■ **What you will do**
Switch "spec-cell" to "value-cell" wherever it appears in the listing from the line with "spec-cell: 1.5 bbox=[350, 391, 447, 420]" to the line with "spec-cell: 50 bbox=[615, 304, 693, 333]". Return only those lines, with everything else unchanged.

[Raw records]
◇ ◇ ◇

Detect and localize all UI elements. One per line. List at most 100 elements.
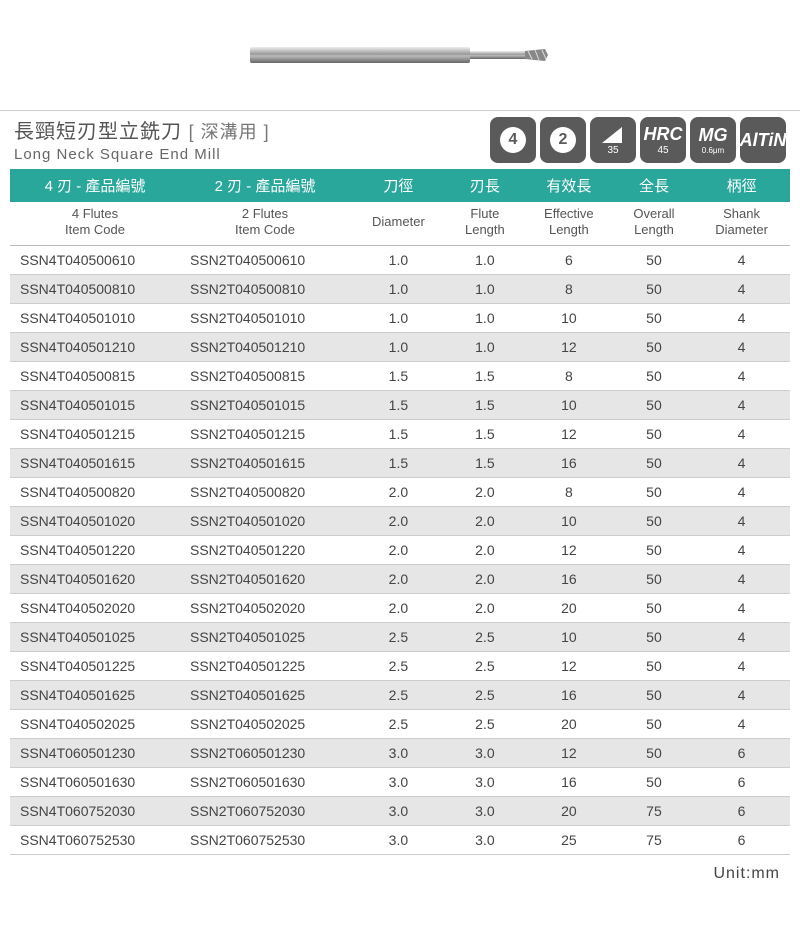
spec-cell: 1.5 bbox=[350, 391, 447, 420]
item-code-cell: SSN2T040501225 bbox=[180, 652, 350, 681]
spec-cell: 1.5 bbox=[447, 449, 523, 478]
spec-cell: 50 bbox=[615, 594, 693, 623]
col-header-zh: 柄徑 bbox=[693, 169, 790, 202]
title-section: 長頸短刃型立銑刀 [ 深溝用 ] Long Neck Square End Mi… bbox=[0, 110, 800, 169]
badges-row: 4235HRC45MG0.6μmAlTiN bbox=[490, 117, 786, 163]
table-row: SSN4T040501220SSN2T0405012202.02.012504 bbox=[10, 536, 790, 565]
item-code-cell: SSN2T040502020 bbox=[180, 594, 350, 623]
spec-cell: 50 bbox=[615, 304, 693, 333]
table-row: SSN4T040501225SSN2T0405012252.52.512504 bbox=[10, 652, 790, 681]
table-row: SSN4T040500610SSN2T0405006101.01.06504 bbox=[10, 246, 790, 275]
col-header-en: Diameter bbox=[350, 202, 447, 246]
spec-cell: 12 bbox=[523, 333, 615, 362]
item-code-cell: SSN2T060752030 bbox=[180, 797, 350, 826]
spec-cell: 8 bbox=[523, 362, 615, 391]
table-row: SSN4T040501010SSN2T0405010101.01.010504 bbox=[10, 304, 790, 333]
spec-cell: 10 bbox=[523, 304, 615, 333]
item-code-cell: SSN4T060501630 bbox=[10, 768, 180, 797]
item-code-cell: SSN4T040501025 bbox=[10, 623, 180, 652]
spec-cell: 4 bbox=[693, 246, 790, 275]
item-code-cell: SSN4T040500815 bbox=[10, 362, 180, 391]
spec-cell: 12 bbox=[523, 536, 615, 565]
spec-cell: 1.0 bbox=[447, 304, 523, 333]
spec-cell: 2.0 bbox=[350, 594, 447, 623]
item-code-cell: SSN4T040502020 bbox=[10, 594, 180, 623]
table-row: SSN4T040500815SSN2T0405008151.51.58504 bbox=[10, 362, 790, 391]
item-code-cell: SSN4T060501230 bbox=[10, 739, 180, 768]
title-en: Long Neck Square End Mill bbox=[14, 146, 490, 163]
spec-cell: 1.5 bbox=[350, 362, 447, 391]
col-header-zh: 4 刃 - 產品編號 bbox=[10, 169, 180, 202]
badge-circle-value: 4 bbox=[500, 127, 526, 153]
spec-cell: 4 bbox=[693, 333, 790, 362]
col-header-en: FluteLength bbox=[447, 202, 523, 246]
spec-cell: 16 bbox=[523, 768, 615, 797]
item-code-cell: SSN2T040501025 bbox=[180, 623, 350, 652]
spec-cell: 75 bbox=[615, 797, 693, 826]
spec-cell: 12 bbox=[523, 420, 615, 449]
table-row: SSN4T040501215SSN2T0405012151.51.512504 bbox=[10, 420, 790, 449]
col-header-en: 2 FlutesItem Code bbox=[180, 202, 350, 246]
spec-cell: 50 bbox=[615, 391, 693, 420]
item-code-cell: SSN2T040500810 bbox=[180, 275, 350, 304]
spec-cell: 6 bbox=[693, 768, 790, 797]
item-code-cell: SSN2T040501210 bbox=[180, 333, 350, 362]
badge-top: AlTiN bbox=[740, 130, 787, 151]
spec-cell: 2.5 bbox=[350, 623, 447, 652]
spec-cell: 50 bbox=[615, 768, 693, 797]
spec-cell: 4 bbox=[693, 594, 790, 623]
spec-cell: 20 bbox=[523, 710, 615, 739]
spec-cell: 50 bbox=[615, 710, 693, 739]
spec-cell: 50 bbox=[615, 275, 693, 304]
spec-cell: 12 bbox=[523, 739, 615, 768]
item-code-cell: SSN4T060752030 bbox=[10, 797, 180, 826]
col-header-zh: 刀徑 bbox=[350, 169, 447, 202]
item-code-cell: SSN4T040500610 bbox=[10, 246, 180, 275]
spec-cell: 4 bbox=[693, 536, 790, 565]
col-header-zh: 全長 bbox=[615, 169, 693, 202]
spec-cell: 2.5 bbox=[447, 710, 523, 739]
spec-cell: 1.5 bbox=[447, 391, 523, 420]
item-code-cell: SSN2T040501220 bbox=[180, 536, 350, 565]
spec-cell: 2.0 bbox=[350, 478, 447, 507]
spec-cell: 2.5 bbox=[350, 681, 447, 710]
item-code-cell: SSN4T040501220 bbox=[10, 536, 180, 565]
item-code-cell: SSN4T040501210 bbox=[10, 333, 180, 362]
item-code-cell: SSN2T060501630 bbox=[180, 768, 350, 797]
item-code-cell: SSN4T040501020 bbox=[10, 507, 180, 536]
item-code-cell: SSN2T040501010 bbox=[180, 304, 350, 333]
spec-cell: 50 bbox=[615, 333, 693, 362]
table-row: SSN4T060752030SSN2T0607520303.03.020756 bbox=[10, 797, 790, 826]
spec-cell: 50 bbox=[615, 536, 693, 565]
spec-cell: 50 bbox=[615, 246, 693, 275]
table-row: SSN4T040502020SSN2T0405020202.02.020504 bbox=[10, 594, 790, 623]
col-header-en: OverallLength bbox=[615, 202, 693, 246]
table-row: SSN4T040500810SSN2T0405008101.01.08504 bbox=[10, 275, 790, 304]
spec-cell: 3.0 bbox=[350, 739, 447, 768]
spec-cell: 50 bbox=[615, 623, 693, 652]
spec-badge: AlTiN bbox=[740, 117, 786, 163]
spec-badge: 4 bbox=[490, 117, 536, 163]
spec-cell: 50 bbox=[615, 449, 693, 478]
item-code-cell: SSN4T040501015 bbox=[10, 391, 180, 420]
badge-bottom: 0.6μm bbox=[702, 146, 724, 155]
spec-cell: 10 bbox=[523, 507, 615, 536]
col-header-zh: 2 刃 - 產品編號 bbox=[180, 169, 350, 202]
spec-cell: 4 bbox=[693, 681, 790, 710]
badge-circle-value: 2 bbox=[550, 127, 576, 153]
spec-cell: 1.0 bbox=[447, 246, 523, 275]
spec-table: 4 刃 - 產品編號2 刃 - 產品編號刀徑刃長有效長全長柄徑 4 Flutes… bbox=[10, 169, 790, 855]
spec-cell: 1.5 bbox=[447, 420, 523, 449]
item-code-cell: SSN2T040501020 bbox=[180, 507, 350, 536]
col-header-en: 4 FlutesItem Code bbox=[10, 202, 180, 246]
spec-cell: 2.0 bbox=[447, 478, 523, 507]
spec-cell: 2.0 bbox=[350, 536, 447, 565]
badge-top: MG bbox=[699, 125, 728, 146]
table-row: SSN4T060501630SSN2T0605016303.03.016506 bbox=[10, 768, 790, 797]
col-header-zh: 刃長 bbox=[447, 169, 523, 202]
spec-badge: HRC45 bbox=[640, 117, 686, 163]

◇ ◇ ◇

■ **Worked solution**
value-cell: 1.5 bbox=[350, 391, 447, 420]
item-code-cell: SSN2T040501225 bbox=[180, 652, 350, 681]
value-cell: 1.5 bbox=[447, 449, 523, 478]
value-cell: 50 bbox=[615, 594, 693, 623]
col-header-zh: 柄徑 bbox=[693, 169, 790, 202]
title-section: 長頸短刃型立銑刀 [ 深溝用 ] Long Neck Square End Mi… bbox=[0, 110, 800, 169]
badges-row: 4235HRC45MG0.6μmAlTiN bbox=[490, 117, 786, 163]
table-row: SSN4T040501220SSN2T0405012202.02.012504 bbox=[10, 536, 790, 565]
item-code-cell: SSN2T040502020 bbox=[180, 594, 350, 623]
value-cell: 50 bbox=[615, 304, 693, 333]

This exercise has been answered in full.